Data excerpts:
▼

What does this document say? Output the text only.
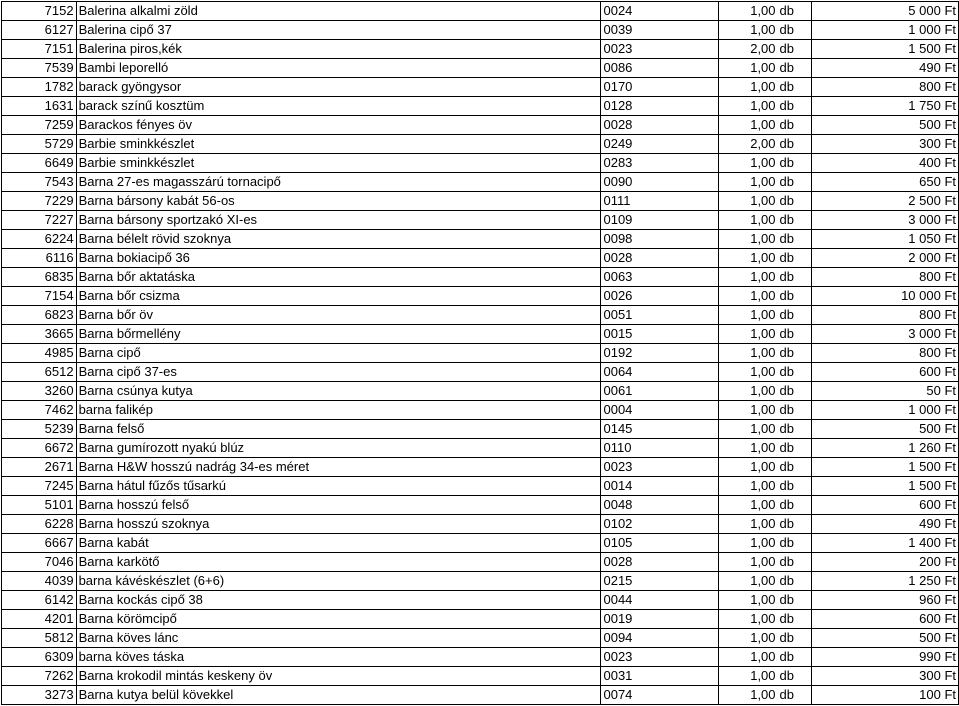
7152	Balerina alkalmi zöld	0024	1,00	db	5 000 Ft
6127	Balerina cipő 37	0039	1,00	db	1 000 Ft
7151	Balerina piros,kék	0023	2,00	db	1 500 Ft
7539	Bambi leporelló	0086	1,00	db	490 Ft
1782	barack gyöngysor	0170	1,00	db	800 Ft
1631	barack színű kosztüm	0128	1,00	db	1 750 Ft
7259	Barackos fényes öv	0028	1,00	db	500 Ft
5729	Barbie sminkkészlet	0249	2,00	db	300 Ft
6649	Barbie sminkkészlet	0283	1,00	db	400 Ft
7543	Barna 27-es magasszárú tornacipő	0090	1,00	db	650 Ft
7229	Barna bársony kabát 56-os	0111	1,00	db	2 500 Ft
7227	Barna bársony sportzakó XI-es	0109	1,00	db	3 000 Ft
6224	Barna bélelt rövid szoknya	0098	1,00	db	1 050 Ft
6116	Barna bokiacipő 36	0028	1,00	db	2 000 Ft
6835	Barna bőr aktatáska	0063	1,00	db	800 Ft
7154	Barna bőr csizma	0026	1,00	db	10 000 Ft
6823	Barna bőr öv	0051	1,00	db	800 Ft
3665	Barna bőrmellény	0015	1,00	db	3 000 Ft
4985	Barna cipő	0192	1,00	db	800 Ft
6512	Barna cipő 37-es	0064	1,00	db	600 Ft
3260	Barna csúnya kutya	0061	1,00	db	50 Ft
7462	barna falikép	0004	1,00	db	1 000 Ft
5239	Barna felső	0145	1,00	db	500 Ft
6672	Barna gumírozott nyakú blúz	0110	1,00	db	1 260 Ft
2671	Barna H&W hosszú nadrág 34-es méret	0023	1,00	db	1 500 Ft
7245	Barna hátul fűzős tűsarkú	0014	1,00	db	1 500 Ft
5101	Barna hosszú felső	0048	1,00	db	600 Ft
6228	Barna hosszú szoknya	0102	1,00	db	490 Ft
6667	Barna kabát	0105	1,00	db	1 400 Ft
7046	Barna karkötő	0028	1,00	db	200 Ft
4039	barna kávéskészlet (6+6)	0215	1,00	db	1 250 Ft
6142	Barna kockás cipő 38	0044	1,00	db	960 Ft
4201	Barna körömcipő	0019	1,00	db	600 Ft
5812	Barna köves lánc	0094	1,00	db	500 Ft
6309	barna köves táska	0023	1,00	db	990 Ft
7262	Barna krokodil mintás keskeny öv	0031	1,00	db	300 Ft
3273	Barna kutya belül kövekkel	0074	1,00	db	100 Ft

▲

◆ Exercise
In your copy, leave out the pictures and reproduce the material above exactly.

◆ Solution below
What does this document say? Output the text only.
7152	Balerina alkalmi zöld	0024	1,00	db	5 000 Ft
6127	Balerina cipő 37	0039	1,00	db	1 000 Ft
7151	Balerina piros,kék	0023	2,00	db	1 500 Ft
7539	Bambi leporelló	0086	1,00	db	490 Ft
1782	barack gyöngysor	0170	1,00	db	800 Ft
1631	barack színű kosztüm	0128	1,00	db	1 750 Ft
7259	Barackos fényes öv	0028	1,00	db	500 Ft
5729	Barbie sminkkészlet	0249	2,00	db	300 Ft
6649	Barbie sminkkészlet	0283	1,00	db	400 Ft
7543	Barna 27-es magasszárú tornacipő	0090	1,00	db	650 Ft
7229	Barna bársony kabát 56-os	0111	1,00	db	2 500 Ft
7227	Barna bársony sportzakó XI-es	0109	1,00	db	3 000 Ft
6224	Barna bélelt rövid szoknya	0098	1,00	db	1 050 Ft
6116	Barna bokiacipő 36	0028	1,00	db	2 000 Ft
6835	Barna bőr aktatáska	0063	1,00	db	800 Ft
7154	Barna bőr csizma	0026	1,00	db	10 000 Ft
6823	Barna bőr öv	0051	1,00	db	800 Ft
3665	Barna bőrmellény	0015	1,00	db	3 000 Ft
4985	Barna cipő	0192	1,00	db	800 Ft
6512	Barna cipő 37-es	0064	1,00	db	600 Ft
3260	Barna csúnya kutya	0061	1,00	db	50 Ft
7462	barna falikép	0004	1,00	db	1 000 Ft
5239	Barna felső	0145	1,00	db	500 Ft
6672	Barna gumírozott nyakú blúz	0110	1,00	db	1 260 Ft
2671	Barna H&W hosszú nadrág 34-es méret	0023	1,00	db	1 500 Ft
7245	Barna hátul fűzős tűsarkú	0014	1,00	db	1 500 Ft
5101	Barna hosszú felső	0048	1,00	db	600 Ft
6228	Barna hosszú szoknya	0102	1,00	db	490 Ft
6667	Barna kabát	0105	1,00	db	1 400 Ft
7046	Barna karkötő	0028	1,00	db	200 Ft
4039	barna kávéskészlet (6+6)	0215	1,00	db	1 250 Ft
6142	Barna kockás cipő 38	0044	1,00	db	960 Ft
4201	Barna körömcipő	0019	1,00	db	600 Ft
5812	Barna köves lánc	0094	1,00	db	500 Ft
6309	barna köves táska	0023	1,00	db	990 Ft
7262	Barna krokodil mintás keskeny öv	0031	1,00	db	300 Ft
3273	Barna kutya belül kövekkel	0074	1,00	db	100 Ft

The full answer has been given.